Data to process
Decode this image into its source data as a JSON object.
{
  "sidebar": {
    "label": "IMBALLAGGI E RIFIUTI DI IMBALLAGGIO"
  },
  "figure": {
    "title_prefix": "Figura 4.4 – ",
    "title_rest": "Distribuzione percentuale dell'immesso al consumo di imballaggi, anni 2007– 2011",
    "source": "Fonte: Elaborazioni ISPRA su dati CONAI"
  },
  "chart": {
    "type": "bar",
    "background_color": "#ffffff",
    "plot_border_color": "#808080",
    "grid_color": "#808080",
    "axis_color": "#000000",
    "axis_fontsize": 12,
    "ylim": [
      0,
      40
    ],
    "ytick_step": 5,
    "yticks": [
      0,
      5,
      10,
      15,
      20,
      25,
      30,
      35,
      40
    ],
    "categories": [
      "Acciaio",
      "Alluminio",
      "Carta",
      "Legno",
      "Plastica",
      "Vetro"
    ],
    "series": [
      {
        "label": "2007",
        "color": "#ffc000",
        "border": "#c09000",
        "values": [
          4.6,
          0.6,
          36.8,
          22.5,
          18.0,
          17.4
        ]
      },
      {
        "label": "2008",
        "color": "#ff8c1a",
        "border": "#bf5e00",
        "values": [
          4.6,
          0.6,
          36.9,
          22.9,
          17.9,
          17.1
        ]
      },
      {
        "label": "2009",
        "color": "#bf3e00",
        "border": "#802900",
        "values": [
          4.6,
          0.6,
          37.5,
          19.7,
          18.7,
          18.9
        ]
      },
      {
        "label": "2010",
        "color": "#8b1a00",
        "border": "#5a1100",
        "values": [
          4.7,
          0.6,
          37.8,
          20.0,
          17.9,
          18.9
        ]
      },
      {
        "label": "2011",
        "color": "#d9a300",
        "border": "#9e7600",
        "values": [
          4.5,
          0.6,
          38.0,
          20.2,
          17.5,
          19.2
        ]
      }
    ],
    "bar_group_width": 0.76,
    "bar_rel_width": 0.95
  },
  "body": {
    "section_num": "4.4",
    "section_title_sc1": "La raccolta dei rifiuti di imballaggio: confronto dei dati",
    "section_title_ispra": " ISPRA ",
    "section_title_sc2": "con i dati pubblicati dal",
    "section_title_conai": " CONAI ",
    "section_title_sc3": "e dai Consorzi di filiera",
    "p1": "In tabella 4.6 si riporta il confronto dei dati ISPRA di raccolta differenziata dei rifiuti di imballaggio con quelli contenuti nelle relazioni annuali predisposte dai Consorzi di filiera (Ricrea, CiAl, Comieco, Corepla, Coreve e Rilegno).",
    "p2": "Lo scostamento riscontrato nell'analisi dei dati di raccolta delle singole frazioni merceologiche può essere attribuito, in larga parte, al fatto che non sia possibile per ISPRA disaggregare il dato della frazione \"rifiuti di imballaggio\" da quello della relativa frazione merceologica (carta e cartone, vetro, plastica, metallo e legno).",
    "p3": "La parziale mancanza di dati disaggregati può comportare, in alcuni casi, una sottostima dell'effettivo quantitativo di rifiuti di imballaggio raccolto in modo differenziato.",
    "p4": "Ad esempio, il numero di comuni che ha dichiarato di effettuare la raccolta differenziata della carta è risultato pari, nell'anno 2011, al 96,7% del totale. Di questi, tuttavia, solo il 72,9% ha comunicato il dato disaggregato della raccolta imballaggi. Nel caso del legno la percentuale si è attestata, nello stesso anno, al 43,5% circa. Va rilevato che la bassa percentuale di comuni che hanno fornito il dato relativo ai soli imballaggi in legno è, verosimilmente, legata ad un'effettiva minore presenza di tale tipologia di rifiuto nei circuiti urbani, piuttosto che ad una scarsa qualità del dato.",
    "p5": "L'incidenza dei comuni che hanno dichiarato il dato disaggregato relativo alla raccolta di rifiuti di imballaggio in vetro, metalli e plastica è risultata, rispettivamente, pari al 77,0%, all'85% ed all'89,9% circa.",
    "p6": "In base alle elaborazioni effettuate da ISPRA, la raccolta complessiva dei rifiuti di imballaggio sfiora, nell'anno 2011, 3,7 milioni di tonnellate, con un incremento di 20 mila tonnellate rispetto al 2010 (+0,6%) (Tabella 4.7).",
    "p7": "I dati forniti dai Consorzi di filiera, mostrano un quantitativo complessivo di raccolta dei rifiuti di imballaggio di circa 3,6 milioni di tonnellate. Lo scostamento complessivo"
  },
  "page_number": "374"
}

Task prompt
Transcribe all the entries, keeping each one exactly as it is.

Reply
Decode this image into its source data as a JSON object.
{
  "sidebar": {
    "label": "IMBALLAGGI E RIFIUTI DI IMBALLAGGIO"
  },
  "figure": {
    "title_prefix": "Figura 4.4 – ",
    "title_rest": "Distribuzione percentuale dell'immesso al consumo di imballaggi, anni 2007– 2011",
    "source": "Fonte: Elaborazioni ISPRA su dati CONAI"
  },
  "chart": {
    "type": "bar",
    "background_color": "#ffffff",
    "plot_border_color": "#808080",
    "grid_color": "#808080",
    "axis_color": "#000000",
    "axis_fontsize": 12,
    "ylim": [
      0,
      40
    ],
    "ytick_step": 5,
    "yticks": [
      0,
      5,
      10,
      15,
      20,
      25,
      30,
      35,
      40
    ],
    "categories": [
      "Acciaio",
      "Alluminio",
      "Carta",
      "Legno",
      "Plastica",
      "Vetro"
    ],
    "series": [
      {
        "label": "2007",
        "color": "#ffc000",
        "border": "#c09000",
        "values": [
          4.6,
          0.6,
          36.8,
          22.5,
          18.0,
          17.4
        ]
      },
      {
        "label": "2008",
        "color": "#ff8c1a",
        "border": "#bf5e00",
        "values": [
          4.6,
          0.6,
          36.9,
          22.9,
          17.9,
          17.1
        ]
      },
      {
        "label": "2009",
        "color": "#bf3e00",
        "border": "#802900",
        "values": [
          4.6,
          0.6,
          37.5,
          19.7,
          18.7,
          18.9
        ]
      },
      {
        "label": "2010",
        "color": "#8b1a00",
        "border": "#5a1100",
        "values": [
          4.7,
          0.6,
          37.8,
          20.0,
          17.9,
          18.9
        ]
      },
      {
        "label": "2011",
        "color": "#d9a300",
        "border": "#9e7600",
        "values": [
          4.5,
          0.6,
          38.0,
          20.2,
          17.5,
          19.2
        ]
      }
    ],
    "bar_group_width": 0.76,
    "bar_rel_width": 0.95
  },
  "body": {
    "section_num": "4.4",
    "section_title_sc1": "La raccolta dei rifiuti di imballaggio: confronto dei dati",
    "section_title_ispra": " ISPRA ",
    "section_title_sc2": "con i dati pubblicati dal",
    "section_title_conai": " CONAI ",
    "section_title_sc3": "e dai Consorzi di filiera",
    "p1": "In tabella 4.6 si riporta il confronto dei dati ISPRA di raccolta differenziata dei rifiuti di imballaggio con quelli contenuti nelle relazioni annuali predisposte dai Consorzi di filiera (Ricrea, CiAl, Comieco, Corepla, Coreve e Rilegno).",
    "p2": "Lo scostamento riscontrato nell'analisi dei dati di raccolta delle singole frazioni merceologiche può essere attribuito, in larga parte, al fatto che non sia possibile per ISPRA disaggregare il dato della frazione \"rifiuti di imballaggio\" da quello della relativa frazione merceologica (carta e cartone, vetro, plastica, metallo e legno).",
    "p3": "La parziale mancanza di dati disaggregati può comportare, in alcuni casi, una sottostima dell'effettivo quantitativo di rifiuti di imballaggio raccolto in modo differenziato.",
    "p4": "Ad esempio, il numero di comuni che ha dichiarato di effettuare la raccolta differenziata della carta è risultato pari, nell'anno 2011, al 96,7% del totale. Di questi, tuttavia, solo il 72,9% ha comunicato il dato disaggregato della raccolta imballaggi. Nel caso del legno la percentuale si è attestata, nello stesso anno, al 43,5% circa. Va rilevato che la bassa percentuale di comuni che hanno fornito il dato relativo ai soli imballaggi in legno è, verosimilmente, legata ad un'effettiva minore presenza di tale tipologia di rifiuto nei circuiti urbani, piuttosto che ad una scarsa qualità del dato.",
    "p5": "L'incidenza dei comuni che hanno dichiarato il dato disaggregato relativo alla raccolta di rifiuti di imballaggio in vetro, metalli e plastica è risultata, rispettivamente, pari al 77,0%, all'85% ed all'89,9% circa.",
    "p6": "In base alle elaborazioni effettuate da ISPRA, la raccolta complessiva dei rifiuti di imballaggio sfiora, nell'anno 2011, 3,7 milioni di tonnellate, con un incremento di 20 mila tonnellate rispetto al 2010 (+0,6%) (Tabella 4.7).",
    "p7": "I dati forniti dai Consorzi di filiera, mostrano un quantitativo complessivo di raccolta dei rifiuti di imballaggio di circa 3,6 milioni di tonnellate. Lo scostamento complessivo"
  },
  "page_number": "374"
}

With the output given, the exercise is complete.